= LISTED RECORDS =
* * * *

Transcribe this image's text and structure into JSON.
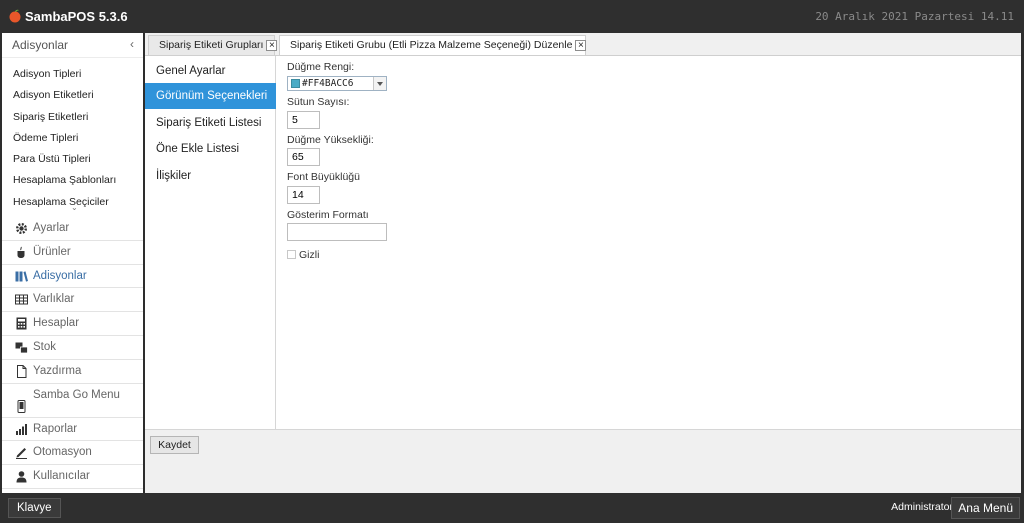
{
  "app": {
    "title": "SambaPOS 5.3.6",
    "date_text": "20 Aralık 2021 Pazartesi 14.11"
  },
  "sidebar": {
    "header": "Adisyonlar",
    "collapse_glyph": "‹",
    "sub_items": [
      "Adisyon Tipleri",
      "Adisyon Etiketleri",
      "Sipariş Etiketleri",
      "Ödeme Tipleri",
      "Para Üstü Tipleri",
      "Hesaplama Şablonları",
      "Hesaplama Seçiciler"
    ],
    "scroll_glyph": "⌄",
    "menu": [
      {
        "label": "Ayarlar",
        "icon": "gear-icon"
      },
      {
        "label": "Ürünler",
        "icon": "cup-icon"
      },
      {
        "label": "Adisyonlar",
        "icon": "books-icon",
        "active": true
      },
      {
        "label": "Varlıklar",
        "icon": "table-icon"
      },
      {
        "label": "Hesaplar",
        "icon": "calculator-icon"
      },
      {
        "label": "Stok",
        "icon": "stock-icon"
      },
      {
        "label": "Yazdırma",
        "icon": "document-icon"
      },
      {
        "label": "Samba Go Menu",
        "icon": "mobile-icon"
      },
      {
        "label": "Raporlar",
        "icon": "bar-chart-icon"
      },
      {
        "label": "Otomasyon",
        "icon": "pen-icon"
      },
      {
        "label": "Kullanıcılar",
        "icon": "user-icon"
      }
    ]
  },
  "tabs": [
    {
      "label": "Sipariş Etiketi Grupları",
      "close": "×"
    },
    {
      "label": "Sipariş Etiketi Grubu (Etli Pizza Malzeme Seçeneği) Düzenle",
      "close": "×",
      "active": true
    }
  ],
  "subnav": [
    {
      "label": "Genel Ayarlar"
    },
    {
      "label": "Görünüm Seçenekleri",
      "active": true
    },
    {
      "label": "Sipariş Etiketi Listesi"
    },
    {
      "label": "Öne Ekle Listesi"
    },
    {
      "label": "İlişkiler"
    }
  ],
  "form": {
    "button_color_label": "Düğme Rengi:",
    "button_color_value": "#FF4BACC6",
    "button_color_swatch": "#4BACC6",
    "column_count_label": "Sütun Sayısı:",
    "column_count_value": "5",
    "button_height_label": "Düğme Yüksekliği:",
    "button_height_value": "65",
    "font_size_label": "Font Büyüklüğü",
    "font_size_value": "14",
    "display_format_label": "Gösterim Formatı",
    "display_format_value": "",
    "hidden_label": "Gizli",
    "hidden_checked": false
  },
  "actions": {
    "save_label": "Kaydet"
  },
  "bottom": {
    "keyboard_label": "Klavye",
    "user_name": "Administrator",
    "main_menu_label": "Ana Menü"
  }
}
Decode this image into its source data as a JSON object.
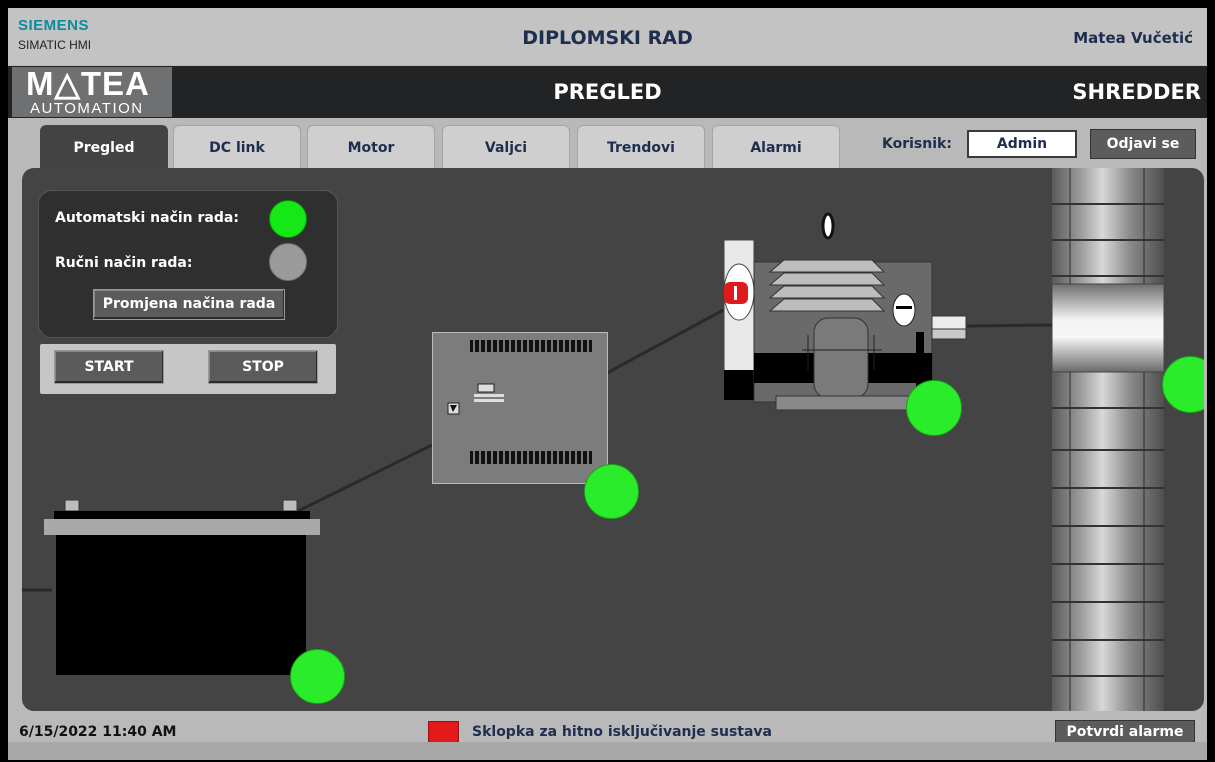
{
  "topbar": {
    "brand": "SIEMENS",
    "product": "SIMATIC HMI",
    "title": "DIPLOMSKI RAD",
    "author": "Matea Vučetić"
  },
  "header": {
    "logo_name": "M△TEA",
    "logo_sub": "AUTOMATION",
    "screen_title": "PREGLED",
    "machine": "SHREDDER"
  },
  "tabs": [
    {
      "label": "Pregled",
      "active": true
    },
    {
      "label": "DC link",
      "active": false
    },
    {
      "label": "Motor",
      "active": false
    },
    {
      "label": "Valjci",
      "active": false
    },
    {
      "label": "Trendovi",
      "active": false
    },
    {
      "label": "Alarmi",
      "active": false
    }
  ],
  "user": {
    "label": "Korisnik:",
    "value": "Admin",
    "logout": "Odjavi se"
  },
  "mode": {
    "auto_label": "Automatski način rada:",
    "auto_state": "on",
    "manual_label": "Ručni način rada:",
    "manual_state": "off",
    "change_button": "Promjena načina rada"
  },
  "controls": {
    "start": "START",
    "stop": "STOP"
  },
  "statuses": {
    "battery": "ok",
    "dc_link": "ok",
    "motor": "ok",
    "rollers": "ok"
  },
  "colors": {
    "status_ok": "#2bec2b",
    "lamp_on": "#16e816",
    "lamp_off": "#9a9a9a",
    "alarm": "#e41a1a",
    "title_text": "#1e2e4e"
  },
  "footer": {
    "datetime": "6/15/2022 11:40 AM",
    "alarm_text": "Sklopka za hitno isključivanje sustava",
    "ack_button": "Potvrdi alarme"
  }
}
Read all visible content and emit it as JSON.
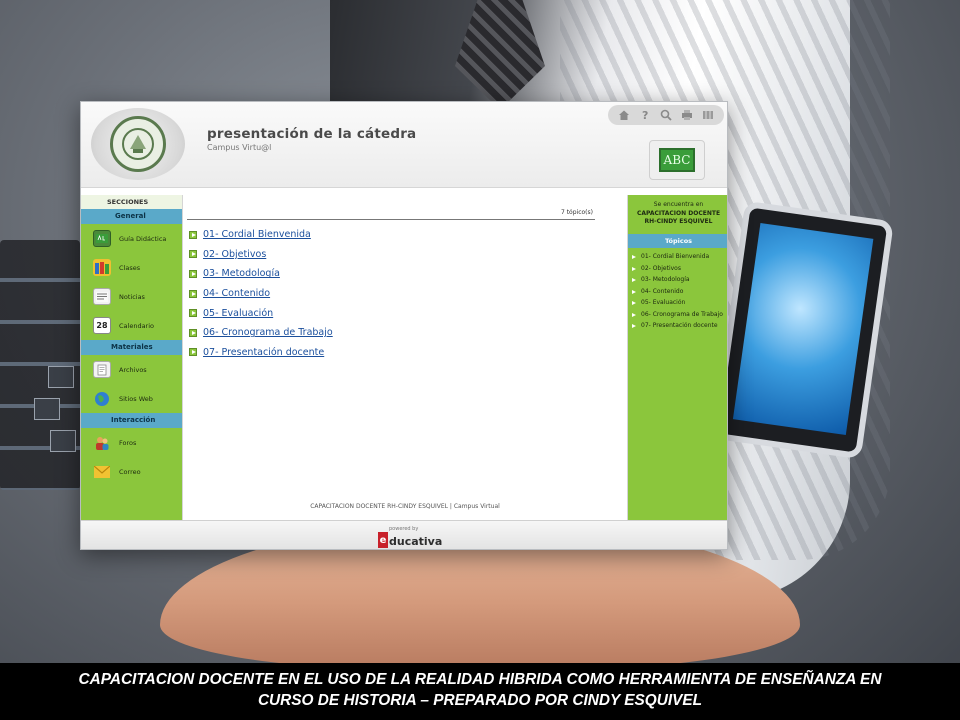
{
  "header": {
    "title": "presentación de la cátedra",
    "subtitle": "Campus Virtu@l",
    "badge": "ABC",
    "toolbar_icons": [
      "home-icon",
      "help-icon",
      "search-icon",
      "print-icon",
      "map-icon"
    ]
  },
  "left_sidebar": {
    "title": "SECCIONES",
    "groups": [
      {
        "label": "General",
        "items": [
          {
            "label": "Guía Didáctica",
            "icon": "abc-icon"
          },
          {
            "label": "Clases",
            "icon": "books-icon"
          },
          {
            "label": "Noticias",
            "icon": "news-icon"
          },
          {
            "label": "Calendario",
            "icon": "calendar-icon",
            "icon_text": "28"
          }
        ]
      },
      {
        "label": "Materiales",
        "items": [
          {
            "label": "Archivos",
            "icon": "folder-icon"
          },
          {
            "label": "Sitios Web",
            "icon": "globe-icon"
          }
        ]
      },
      {
        "label": "Interacción",
        "items": [
          {
            "label": "Foros",
            "icon": "forum-icon"
          },
          {
            "label": "Correo",
            "icon": "mail-icon"
          }
        ]
      }
    ]
  },
  "main": {
    "topic_count": "7 tópico(s)",
    "topics": [
      "01- Cordial Bienvenida",
      "02- Objetivos",
      "03- Metodología",
      "04- Contenido",
      "05- Evaluación",
      "06- Cronograma de Trabajo",
      "07- Presentación docente"
    ],
    "footer": "CAPACITACION DOCENTE RH-CINDY ESQUIVEL | Campus Virtual"
  },
  "right_sidebar": {
    "location_intro": "Se encuentra en",
    "location_name": "CAPACITACION DOCENTE RH-CINDY ESQUIVEL",
    "topics_header": "Tópicos",
    "topics": [
      "01- Cordial Bienvenida",
      "02- Objetivos",
      "03- Metodología",
      "04- Contenido",
      "05- Evaluación",
      "06- Cronograma de Trabajo",
      "07- Presentación docente"
    ]
  },
  "footer": {
    "powered_by": "powered by",
    "brand_initial": "e",
    "brand_rest": "ducativa"
  },
  "caption": {
    "line1": "CAPACITACION DOCENTE EN EL USO DE LA REALIDAD HIBRIDA COMO HERRAMIENTA DE ENSEÑANZA EN",
    "line2": "CURSO DE HISTORIA – PREPARADO POR CINDY ESQUIVEL"
  },
  "colors": {
    "sidebar_green": "#8bc63c",
    "section_blue": "#5aa9c9",
    "link_blue": "#1b4f9c",
    "brand_red": "#c8202a"
  }
}
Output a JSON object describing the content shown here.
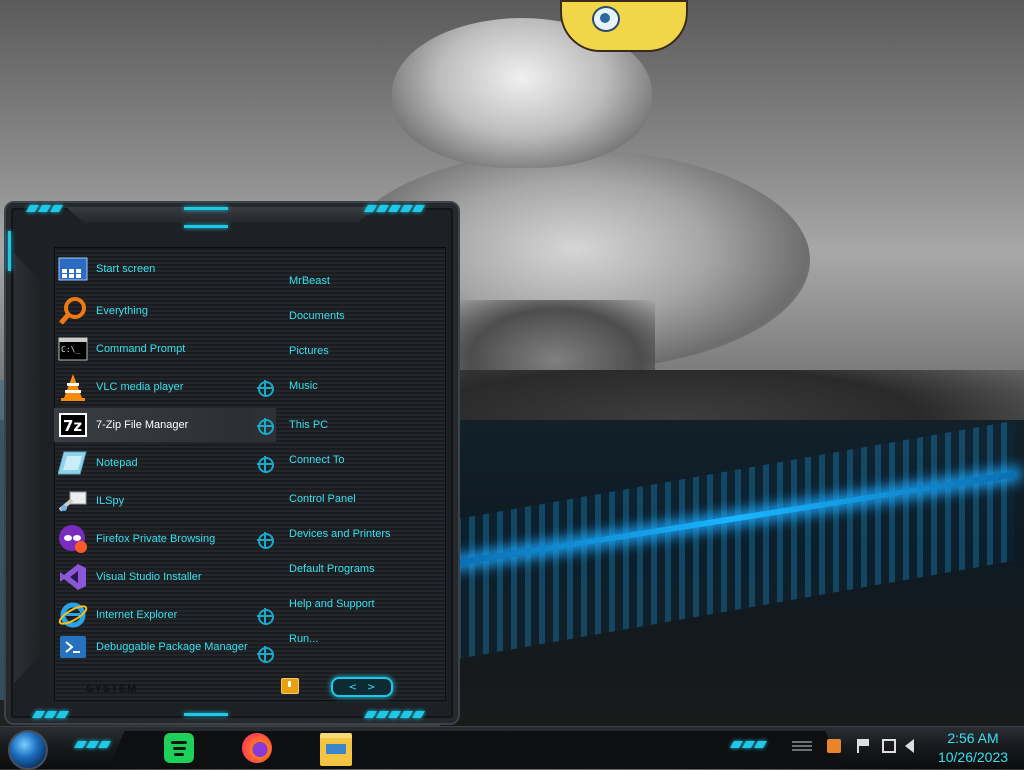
{
  "start_menu": {
    "apps": [
      {
        "label": "Start screen",
        "icon": "start-screen-icon",
        "has_submenu": false
      },
      {
        "label": "Everything",
        "icon": "magnifier-icon",
        "has_submenu": false
      },
      {
        "label": "Command Prompt",
        "icon": "command-prompt-icon",
        "has_submenu": false
      },
      {
        "label": "VLC media player",
        "icon": "vlc-cone-icon",
        "has_submenu": true
      },
      {
        "label": "7-Zip File Manager",
        "icon": "7zip-icon",
        "has_submenu": true,
        "highlighted": true
      },
      {
        "label": "Notepad",
        "icon": "notepad-icon",
        "has_submenu": true
      },
      {
        "label": "ILSpy",
        "icon": "ilspy-icon",
        "has_submenu": false
      },
      {
        "label": "Firefox Private Browsing",
        "icon": "firefox-private-icon",
        "has_submenu": true
      },
      {
        "label": "Visual Studio Installer",
        "icon": "visual-studio-icon",
        "has_submenu": false
      },
      {
        "label": "Internet Explorer",
        "icon": "internet-explorer-icon",
        "has_submenu": true
      },
      {
        "label": "Debuggable Package Manager",
        "icon": "powershell-icon",
        "has_submenu": true
      }
    ],
    "places": [
      "MrBeast",
      "Documents",
      "Pictures",
      "Music",
      "This PC",
      "Connect To",
      "Control Panel",
      "Devices and Printers",
      "Default Programs",
      "Help and Support",
      "Run..."
    ],
    "footer_label": "SYSTEM",
    "nav_arrows": {
      "left": "<",
      "right": ">"
    },
    "accent_color": "#38e0f0"
  },
  "taskbar": {
    "pinned": [
      {
        "name": "Spotify",
        "icon": "spotify-icon"
      },
      {
        "name": "Firefox",
        "icon": "firefox-icon"
      },
      {
        "name": "File Explorer",
        "icon": "file-explorer-icon"
      }
    ],
    "tray_icons": [
      "app-tray-icon",
      "flag-icon",
      "network-icon",
      "volume-icon"
    ],
    "clock": {
      "time": "2:56 AM",
      "date": "10/26/2023"
    }
  }
}
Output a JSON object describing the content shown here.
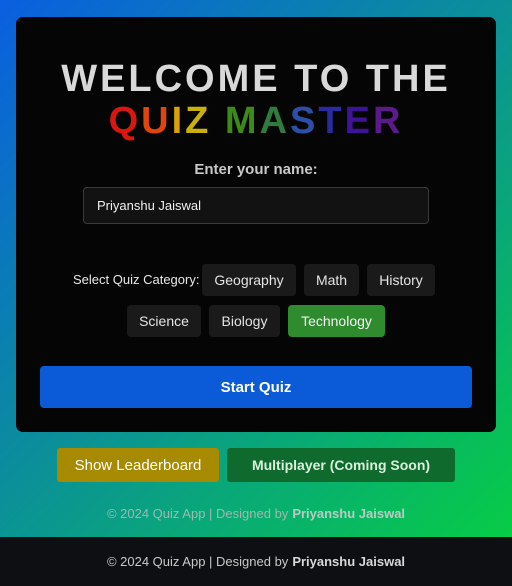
{
  "title": {
    "line1": "WELCOME TO THE",
    "line2_letters": [
      {
        "ch": "Q",
        "color": "#d8170f"
      },
      {
        "ch": "U",
        "color": "#e0460c"
      },
      {
        "ch": "I",
        "color": "#d9a20a"
      },
      {
        "ch": "Z",
        "color": "#c9b00a"
      },
      {
        "ch": " ",
        "color": "#ffffff"
      },
      {
        "ch": "M",
        "color": "#3c8a18"
      },
      {
        "ch": "A",
        "color": "#2f7a3c"
      },
      {
        "ch": "S",
        "color": "#2c4ea8"
      },
      {
        "ch": "T",
        "color": "#2a2ba0"
      },
      {
        "ch": "E",
        "color": "#3d1498"
      },
      {
        "ch": "R",
        "color": "#5a1a8a"
      }
    ]
  },
  "name_field": {
    "label": "Enter your name:",
    "value": "Priyanshu Jaiswal"
  },
  "categories": {
    "label": "Select Quiz Category:",
    "items": [
      "Geography",
      "Math",
      "History",
      "Science",
      "Biology",
      "Technology"
    ],
    "selected": "Technology"
  },
  "start_button": "Start Quiz",
  "leaderboard_button": "Show Leaderboard",
  "multiplayer_button": "Multiplayer (Coming Soon)",
  "copyright": {
    "text": "© 2024 Quiz App | Designed by",
    "author": "Priyanshu Jaiswal"
  },
  "colors": {
    "accent_blue": "#0b5bd8",
    "selected_green": "#2e8b2e",
    "leaderboard_gold": "#a88a00",
    "multiplayer_green": "#0f6a2e"
  }
}
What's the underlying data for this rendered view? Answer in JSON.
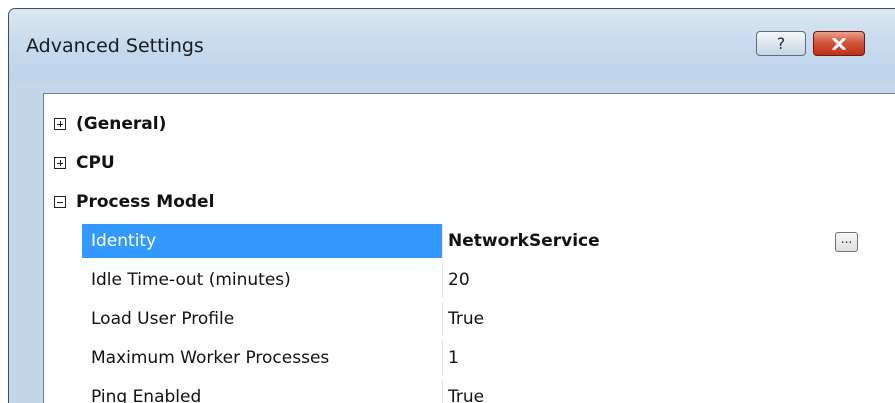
{
  "window": {
    "title": "Advanced Settings",
    "help_glyph": "?",
    "close_glyph": "✕",
    "close_color": "#c9391e"
  },
  "grid": {
    "categories": [
      {
        "label": "(General)",
        "expanded": false,
        "expander_glyph": "plus-icon"
      },
      {
        "label": "CPU",
        "expanded": false,
        "expander_glyph": "plus-icon"
      },
      {
        "label": "Process Model",
        "expanded": true,
        "expander_glyph": "minus-icon"
      }
    ],
    "properties": [
      {
        "name": "Identity",
        "value": "NetworkService",
        "selected": true,
        "bold_value": true,
        "has_browse_button": true,
        "browse_label": "..."
      },
      {
        "name": "Idle Time-out (minutes)",
        "value": "20"
      },
      {
        "name": "Load User Profile",
        "value": "True"
      },
      {
        "name": "Maximum Worker Processes",
        "value": "1"
      },
      {
        "name": "Ping Enabled",
        "value": "True"
      }
    ],
    "selection_color": "#3399ff"
  }
}
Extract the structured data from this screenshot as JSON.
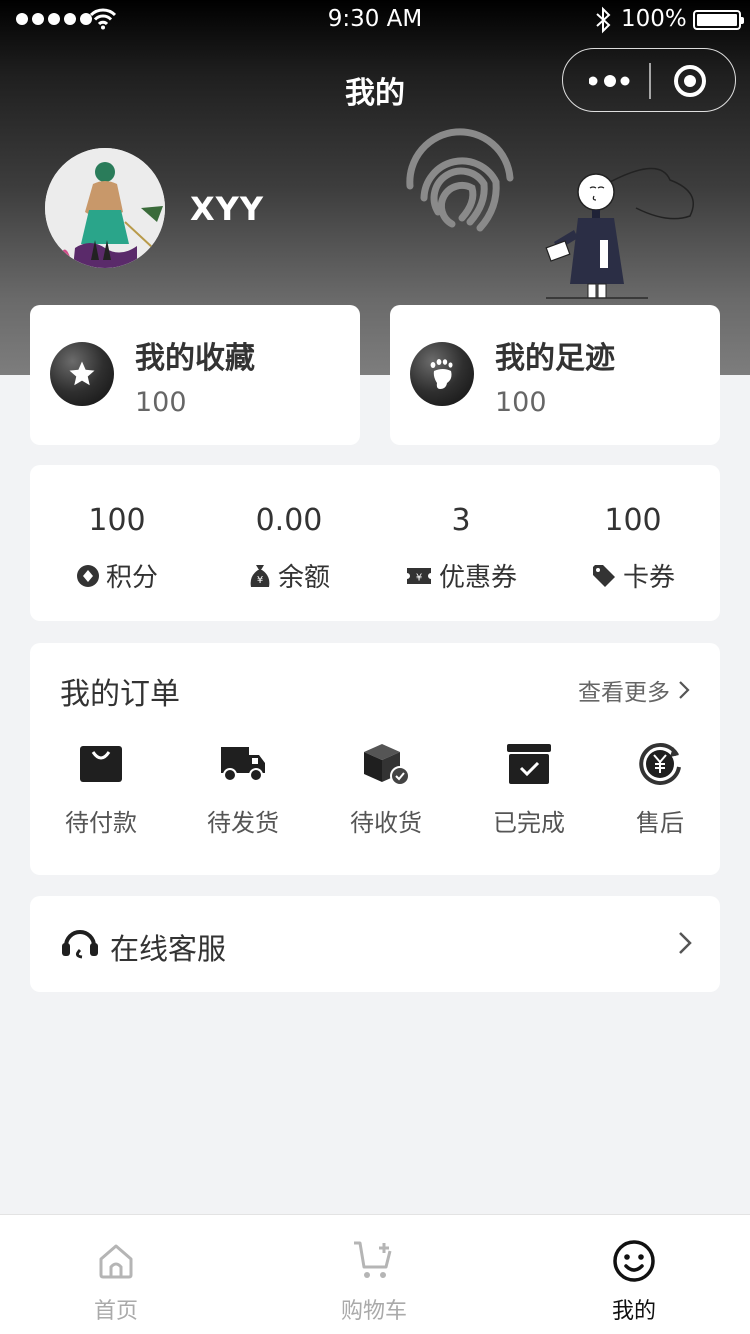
{
  "status_bar": {
    "time": "9:30 AM",
    "battery_pct": "100%",
    "signal_icon": "signal-dots-icon",
    "wifi_icon": "wifi-icon",
    "bluetooth_icon": "bluetooth-icon"
  },
  "nav": {
    "title": "我的",
    "more_icon": "more-dots-icon",
    "close_icon": "target-close-icon"
  },
  "profile": {
    "username": "XYY",
    "avatar_icon": "avatar-image"
  },
  "stats": [
    {
      "title": "我的收藏",
      "count": "100",
      "icon": "star-icon"
    },
    {
      "title": "我的足迹",
      "count": "100",
      "icon": "footprint-icon"
    }
  ],
  "assets": [
    {
      "value": "100",
      "label": "积分",
      "icon": "points-icon"
    },
    {
      "value": "0.00",
      "label": "余额",
      "icon": "money-bag-icon"
    },
    {
      "value": "3",
      "label": "优惠券",
      "icon": "coupon-icon"
    },
    {
      "value": "100",
      "label": "卡券",
      "icon": "tag-icon"
    }
  ],
  "orders": {
    "title": "我的订单",
    "more_label": "查看更多",
    "items": [
      {
        "label": "待付款",
        "icon": "wallet-icon"
      },
      {
        "label": "待发货",
        "icon": "truck-icon"
      },
      {
        "label": "待收货",
        "icon": "package-check-icon"
      },
      {
        "label": "已完成",
        "icon": "archive-check-icon"
      },
      {
        "label": "售后",
        "icon": "refund-yen-icon"
      }
    ]
  },
  "service": {
    "label": "在线客服",
    "icon": "headset-icon"
  },
  "tabbar": [
    {
      "label": "首页",
      "icon": "home-icon",
      "active": false
    },
    {
      "label": "购物车",
      "icon": "cart-icon",
      "active": false
    },
    {
      "label": "我的",
      "icon": "smiley-icon",
      "active": true
    }
  ],
  "colors": {
    "accent": "#000000",
    "inactive_tab": "#999999",
    "background": "#f2f3f5"
  }
}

* * * *

Copy every line from the records above that contains the word "rada".

= TASK ANSWER =
    "auto_label": "Automatski način rada:",
    "manual_label": "Ručni način rada:",
    "change_button": "Promjena načina rada"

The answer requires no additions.